**Teks yang Diberikan**

..........

Mahar atau maskawin bagi sepasang pengantin adalah sesuatu yang berharga.
Bahkan dalam masyarakat tertentu, maskawin menandakan tingkat ekonomi dan
strata social pengantin lelaki. Makin besar jumlah maskawin yang diberikan
seorang lelaki, membuktikan makin tinggi drajat social lelaki tersebut.
disamping itu, maskwain juga menyimbolkan keberhargaan seorang perempuan.
Semakin tinggi maskawin yang disyaratkan seorang perempuan menunjukkan kwalitas
perempuan tersebut.Bagi sebagian masyarakat maskawin lebih bermakna dari
sekedar hitung-hitungan ekonomis. Seringkali maskwain menjadi lambang bagi
kehidupan baru yang hendak ditempuh oleh sepasang pengantin. Misalnya maskawin
berupa seperangkat alat shalat yang dapat dimaknai sebagai pengharapan untuk
kehidupan mendatang yang lebih agamis.
Malahan sebagian pengantin yang kreatif, menjadikan maskawin sebagai
monumen pengikat sejarah. Hal ini dapat dilakukan dengan memberikan sesuatu
yang nilainya menunjukkan pada tanggal bulan dan tahun pernikahan. Misalnya
memberi maskawin sejumlah Rp. 3.042.012,- guna mengabadikan tanggal 30 april
tahun 2012.

..........

**Tujuan 1**
Sebutkan semua hal yang menurut teks tentang maskawin ditandakan, disimbolkan, atau dilambangkan oleh maskawin.
**Tujuan 2**
Dalam teks tentang maskawin, berapa jumlah maskawin yang dicontohkan untuk mengabadikan tanggal 30 April 2012?
Materi berikut tidak berkaitan dengan teks di atas.

**Cuplikan Data**
..........

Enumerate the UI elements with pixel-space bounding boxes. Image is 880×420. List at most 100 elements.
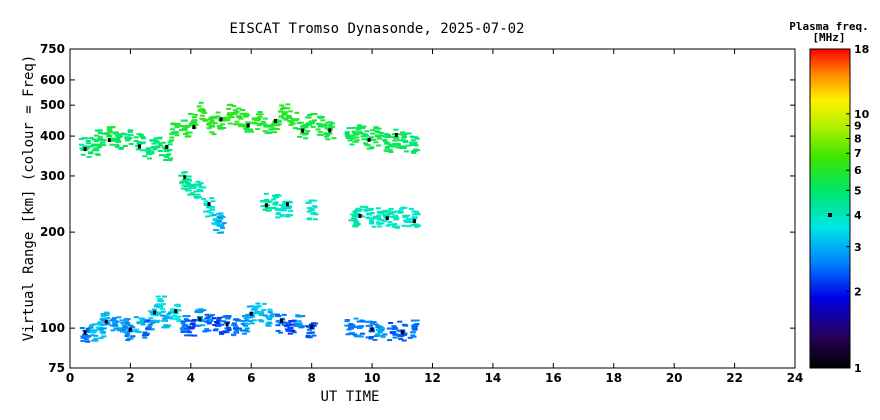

..........

**Hasil 1**
- Tingkat ekonomi pengantin lelaki
- Strata sosial pengantin lelaki
- Keberhargaan seorang perempuan
- Kehidupan baru yang hendak ditempuh oleh sepasang pengantin

**Hasil 2**
Rp. 3.042.012,-